-- Task brief --
Counting only lines that hold "obtenus", give the total and nothing more.

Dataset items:
════════════════════

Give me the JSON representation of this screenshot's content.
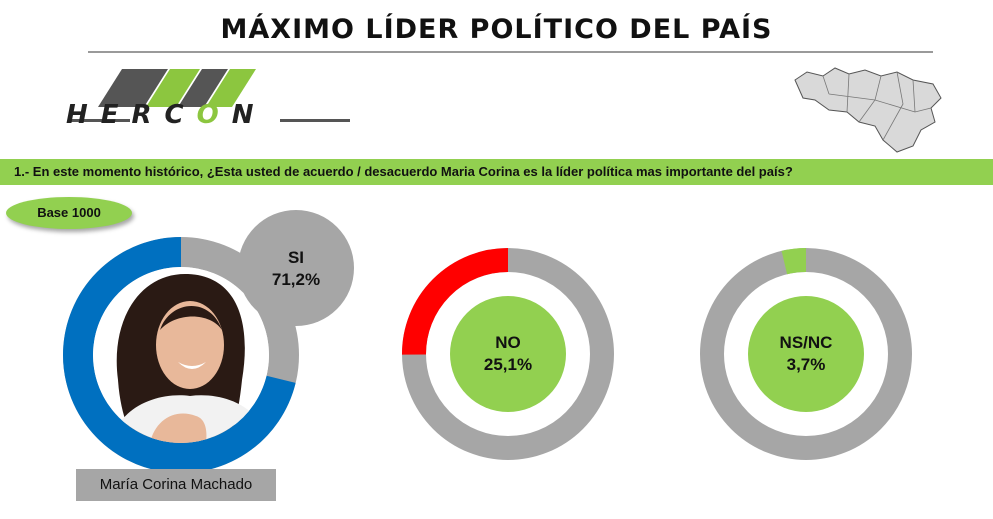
{
  "title": "MÁXIMO LÍDER POLÍTICO DEL PAÍS",
  "logo": {
    "name": "HERCON"
  },
  "question": "1.- En este momento histórico,  ¿Esta usted de acuerdo / desacuerdo Maria Corina es la líder política mas importante del país?",
  "base": "Base 1000",
  "caption": "María Corina Machado",
  "colors": {
    "si": "#0070c0",
    "no": "#ff0000",
    "nsnc": "#92d050",
    "remainder": "#a6a6a6",
    "green": "#92d050"
  },
  "chart_data": [
    {
      "type": "pie",
      "label": "SI",
      "value_text": "71,2%",
      "value": 71.2
    },
    {
      "type": "pie",
      "label": "NO",
      "value_text": "25,1%",
      "value": 25.1
    },
    {
      "type": "pie",
      "label": "NS/NC",
      "value_text": "3,7%",
      "value": 3.7
    }
  ]
}
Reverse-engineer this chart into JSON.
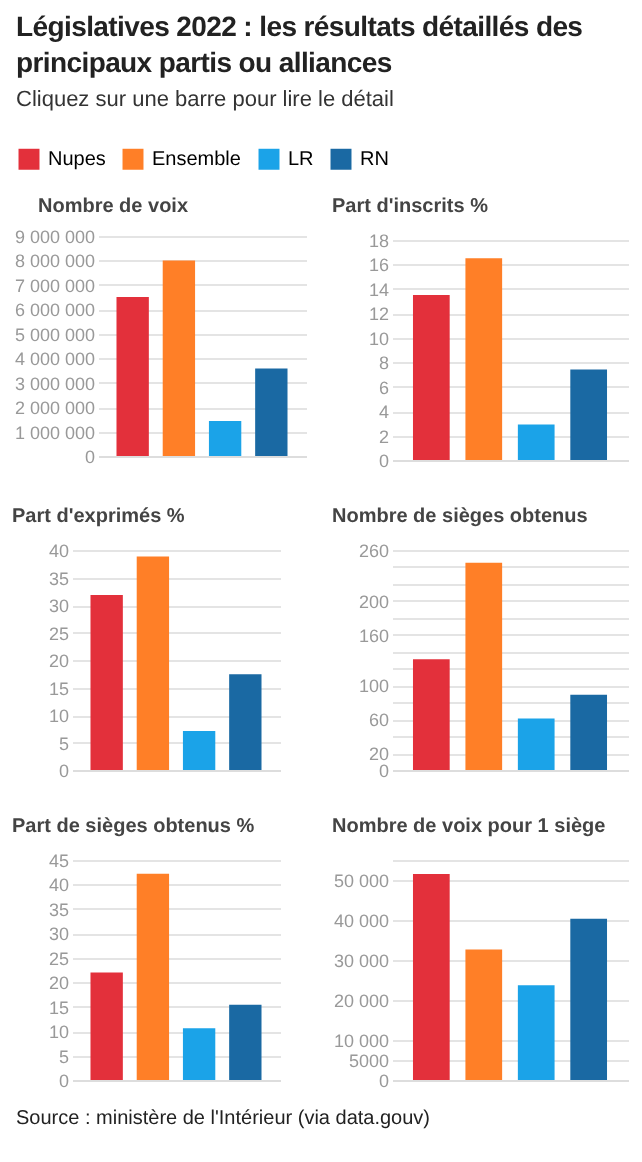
{
  "chart_data": [
    {
      "type": "other",
      "title": "Législatives 2022 : les résultats détaillés des principaux partis ou alliances",
      "subtitle": "Cliquez sur une barre pour lire le détail",
      "annotations": [
        "Source : ministère de l'Intérieur (via data.gouv)"
      ]
    },
    {
      "type": "bar",
      "title": "Nombre de voix",
      "categories": [
        null
      ],
      "series": [
        {
          "name": "Nupes",
          "color": "#e3303b",
          "values": [
            6500000
          ]
        },
        {
          "name": "Ensemble",
          "color": "#ff7f27",
          "values": [
            8000000
          ]
        },
        {
          "name": "LR",
          "color": "#1ba3e8",
          "values": [
            1430000
          ]
        },
        {
          "name": "RN",
          "color": "#1a69a3",
          "values": [
            3580000
          ]
        }
      ],
      "ylim": [
        0,
        9000000
      ],
      "yticks": [
        {
          "value": 0,
          "label": "0"
        },
        {
          "value": 1000000,
          "label": "1 000 000"
        },
        {
          "value": 2000000,
          "label": "2 000 000"
        },
        {
          "value": 3000000,
          "label": "3 000 000"
        },
        {
          "value": 4000000,
          "label": "4 000 000"
        },
        {
          "value": 5000000,
          "label": "5 000 000"
        },
        {
          "value": 6000000,
          "label": "6 000 000"
        },
        {
          "value": 7000000,
          "label": "7 000 000"
        },
        {
          "value": 8000000,
          "label": "8 000 000"
        },
        {
          "value": 9000000,
          "label": "9 000 000"
        }
      ],
      "grid": "y",
      "tick_labels": "y",
      "legend": "top"
    },
    {
      "type": "bar",
      "title": "Part d'inscrits %",
      "categories": [
        null
      ],
      "series": [
        {
          "color": "#e3303b",
          "values": [
            13.5
          ]
        },
        {
          "color": "#ff7f27",
          "values": [
            16.5
          ]
        },
        {
          "color": "#1ba3e8",
          "values": [
            2.9
          ]
        },
        {
          "color": "#1a69a3",
          "values": [
            7.4
          ]
        }
      ],
      "ylim": [
        0,
        18
      ],
      "yticks": [
        0,
        2,
        4,
        6,
        8,
        10,
        12,
        14,
        16,
        18
      ],
      "grid": "y",
      "tick_labels": "y"
    },
    {
      "type": "bar",
      "title": "Part d'exprimés %",
      "categories": [
        null
      ],
      "series": [
        {
          "color": "#e3303b",
          "values": [
            31.8
          ]
        },
        {
          "color": "#ff7f27",
          "values": [
            38.8
          ]
        },
        {
          "color": "#1ba3e8",
          "values": [
            7.1
          ]
        },
        {
          "color": "#1a69a3",
          "values": [
            17.4
          ]
        }
      ],
      "ylim": [
        0,
        40
      ],
      "yticks": [
        0,
        5,
        10,
        15,
        20,
        25,
        30,
        35,
        40
      ],
      "grid": "y",
      "tick_labels": "y"
    },
    {
      "type": "bar",
      "title": "Nombre de sièges obtenus",
      "categories": [
        null
      ],
      "series": [
        {
          "color": "#e3303b",
          "values": [
            131
          ]
        },
        {
          "color": "#ff7f27",
          "values": [
            245
          ]
        },
        {
          "color": "#1ba3e8",
          "values": [
            61
          ]
        },
        {
          "color": "#1a69a3",
          "values": [
            89
          ]
        }
      ],
      "ylim": [
        0,
        260
      ],
      "yticks": [
        0,
        20,
        {
          "value": 40,
          "label": null
        },
        60,
        {
          "value": 80,
          "label": null
        },
        100,
        {
          "value": 120,
          "label": null
        },
        {
          "value": 140,
          "label": null
        },
        160,
        {
          "value": 180,
          "label": null
        },
        200,
        {
          "value": 220,
          "label": null
        },
        {
          "value": 240,
          "label": null
        },
        260
      ],
      "grid": "y",
      "tick_labels": "y"
    },
    {
      "type": "bar",
      "title": "Part de sièges obtenus %",
      "categories": [
        null
      ],
      "series": [
        {
          "color": "#e3303b",
          "values": [
            22.0
          ]
        },
        {
          "color": "#ff7f27",
          "values": [
            42.2
          ]
        },
        {
          "color": "#1ba3e8",
          "values": [
            10.6
          ]
        },
        {
          "color": "#1a69a3",
          "values": [
            15.4
          ]
        }
      ],
      "ylim": [
        0,
        45
      ],
      "yticks": [
        0,
        5,
        10,
        15,
        20,
        25,
        30,
        35,
        40,
        45
      ],
      "grid": "y",
      "tick_labels": "y"
    },
    {
      "type": "bar",
      "title": "Nombre de voix pour 1 siège",
      "categories": [
        null
      ],
      "series": [
        {
          "color": "#e3303b",
          "values": [
            51500
          ]
        },
        {
          "color": "#ff7f27",
          "values": [
            32600
          ]
        },
        {
          "color": "#1ba3e8",
          "values": [
            23700
          ]
        },
        {
          "color": "#1a69a3",
          "values": [
            40300
          ]
        }
      ],
      "ylim": [
        0,
        55000
      ],
      "yticks": [
        {
          "value": 0,
          "label": "0"
        },
        {
          "value": 5000,
          "label": "5000"
        },
        {
          "value": 10000,
          "label": "10 000"
        },
        {
          "value": 20000,
          "label": "20 000"
        },
        {
          "value": 30000,
          "label": "30 000"
        },
        {
          "value": 40000,
          "label": "40 000"
        },
        {
          "value": 50000,
          "label": "50 000"
        },
        {
          "value": 55000,
          "label": null
        }
      ],
      "grid": "y",
      "tick_labels": "y"
    }
  ]
}
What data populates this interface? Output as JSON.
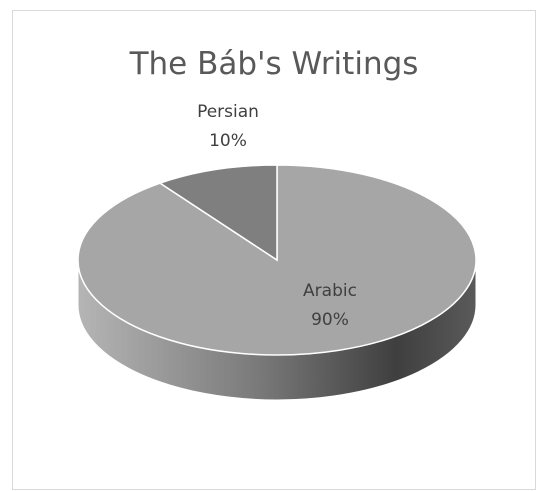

════════════════════

-- Written answer --
2